-- start The data --

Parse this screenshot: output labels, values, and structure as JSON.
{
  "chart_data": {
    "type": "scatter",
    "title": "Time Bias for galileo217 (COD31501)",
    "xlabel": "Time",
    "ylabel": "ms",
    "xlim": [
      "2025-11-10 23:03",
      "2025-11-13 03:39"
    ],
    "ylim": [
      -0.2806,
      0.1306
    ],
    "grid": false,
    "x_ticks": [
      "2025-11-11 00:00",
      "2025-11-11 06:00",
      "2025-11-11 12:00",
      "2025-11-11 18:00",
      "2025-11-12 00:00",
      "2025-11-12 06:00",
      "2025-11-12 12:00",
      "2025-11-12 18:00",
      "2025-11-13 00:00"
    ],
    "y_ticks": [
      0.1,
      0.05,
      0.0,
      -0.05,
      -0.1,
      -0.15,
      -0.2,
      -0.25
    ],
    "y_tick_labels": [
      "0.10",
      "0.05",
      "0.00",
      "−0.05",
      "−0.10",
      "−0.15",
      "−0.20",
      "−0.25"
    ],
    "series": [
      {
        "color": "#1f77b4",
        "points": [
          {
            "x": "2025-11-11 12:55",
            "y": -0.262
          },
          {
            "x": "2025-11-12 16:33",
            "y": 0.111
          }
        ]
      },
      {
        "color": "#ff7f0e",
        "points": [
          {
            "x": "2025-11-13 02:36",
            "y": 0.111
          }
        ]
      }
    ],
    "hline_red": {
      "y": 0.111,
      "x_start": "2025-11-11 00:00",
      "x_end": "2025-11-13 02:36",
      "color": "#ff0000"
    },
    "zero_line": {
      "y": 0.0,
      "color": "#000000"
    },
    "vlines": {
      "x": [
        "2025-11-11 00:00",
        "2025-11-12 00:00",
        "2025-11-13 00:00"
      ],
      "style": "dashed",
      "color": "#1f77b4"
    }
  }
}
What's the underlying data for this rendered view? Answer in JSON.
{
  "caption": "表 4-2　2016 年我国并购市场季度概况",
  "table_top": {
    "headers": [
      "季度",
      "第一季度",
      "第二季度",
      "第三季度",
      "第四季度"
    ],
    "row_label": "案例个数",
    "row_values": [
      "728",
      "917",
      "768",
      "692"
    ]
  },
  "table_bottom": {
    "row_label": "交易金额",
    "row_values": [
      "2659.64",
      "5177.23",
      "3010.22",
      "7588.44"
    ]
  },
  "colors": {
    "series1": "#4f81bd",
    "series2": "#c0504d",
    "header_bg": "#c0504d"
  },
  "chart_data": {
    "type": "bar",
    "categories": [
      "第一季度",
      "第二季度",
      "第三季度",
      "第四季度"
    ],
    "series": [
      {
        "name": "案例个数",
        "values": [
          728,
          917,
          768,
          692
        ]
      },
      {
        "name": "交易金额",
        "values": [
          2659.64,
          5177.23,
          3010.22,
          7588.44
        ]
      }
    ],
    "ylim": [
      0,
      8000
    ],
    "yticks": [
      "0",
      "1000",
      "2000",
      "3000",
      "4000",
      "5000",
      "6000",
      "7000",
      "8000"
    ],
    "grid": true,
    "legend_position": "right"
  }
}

-- end The data --

Short task
Repeat exactly the lines above from the line that contains "What's the underlying" through the end. Include both of these ends; leave out everything else.

Task answer
What's the underlying data for this rendered view? Answer in JSON.
{
  "caption": "表 4-2　2016 年我国并购市场季度概况",
  "table_top": {
    "headers": [
      "季度",
      "第一季度",
      "第二季度",
      "第三季度",
      "第四季度"
    ],
    "row_label": "案例个数",
    "row_values": [
      "728",
      "917",
      "768",
      "692"
    ]
  },
  "table_bottom": {
    "row_label": "交易金额",
    "row_values": [
      "2659.64",
      "5177.23",
      "3010.22",
      "7588.44"
    ]
  },
  "colors": {
    "series1": "#4f81bd",
    "series2": "#c0504d",
    "header_bg": "#c0504d"
  },
  "chart_data": {
    "type": "bar",
    "categories": [
      "第一季度",
      "第二季度",
      "第三季度",
      "第四季度"
    ],
    "series": [
      {
        "name": "案例个数",
        "values": [
          728,
          917,
          768,
          692
        ]
      },
      {
        "name": "交易金额",
        "values": [
          2659.64,
          5177.23,
          3010.22,
          7588.44
        ]
      }
    ],
    "ylim": [
      0,
      8000
    ],
    "yticks": [
      "0",
      "1000",
      "2000",
      "3000",
      "4000",
      "5000",
      "6000",
      "7000",
      "8000"
    ],
    "grid": true,
    "legend_position": "right"
  }
}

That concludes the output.